Aim = The entries below need to be written out exactly, with no pictures included.
..........
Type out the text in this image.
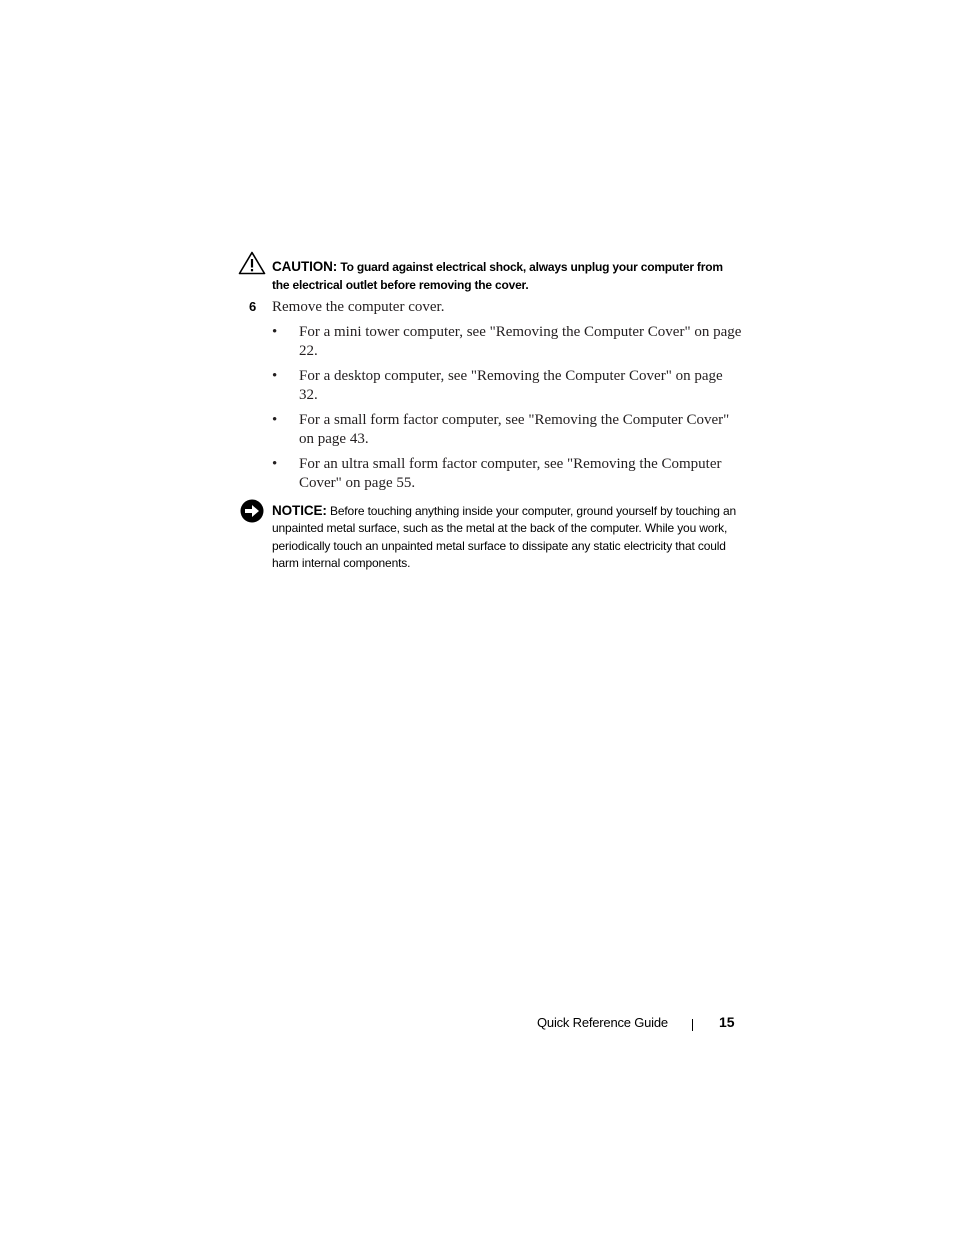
CAUTION: To guard against electrical shock, always unplug your computer from the electrical outlet before removing the cover.
6 Remove the computer cover.
• For a mini tower computer, see "Removing the Computer Cover" on page 22.
• For a desktop computer, see "Removing the Computer Cover" on page 32.
• For a small form factor computer, see "Removing the Computer Cover" on page 43.
• For an ultra small form factor computer, see "Removing the Computer Cover" on page 55.
NOTICE: Before touching anything inside your computer, ground yourself by touching an unpainted metal surface, such as the metal at the back of the computer. While you work, periodically touch an unpainted metal surface to dissipate any static electricity that could harm internal components.
Quick Reference Guide	15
..........
Reply to the task =
Type out the text in this image.
CAUTION: To guard against electrical shock, always unplug your computer from the electrical outlet before removing the cover.
6 Remove the computer cover.
• For a mini tower computer, see "Removing the Computer Cover" on page 22.
• For a desktop computer, see "Removing the Computer Cover" on page 32.
• For a small form factor computer, see "Removing the Computer Cover" on page 43.
• For an ultra small form factor computer, see "Removing the Computer Cover" on page 55.
NOTICE: Before touching anything inside your computer, ground yourself by touching an unpainted metal surface, such as the metal at the back of the computer. While you work, periodically touch an unpainted metal surface to dissipate any static electricity that could harm internal components.
Quick Reference Guide	15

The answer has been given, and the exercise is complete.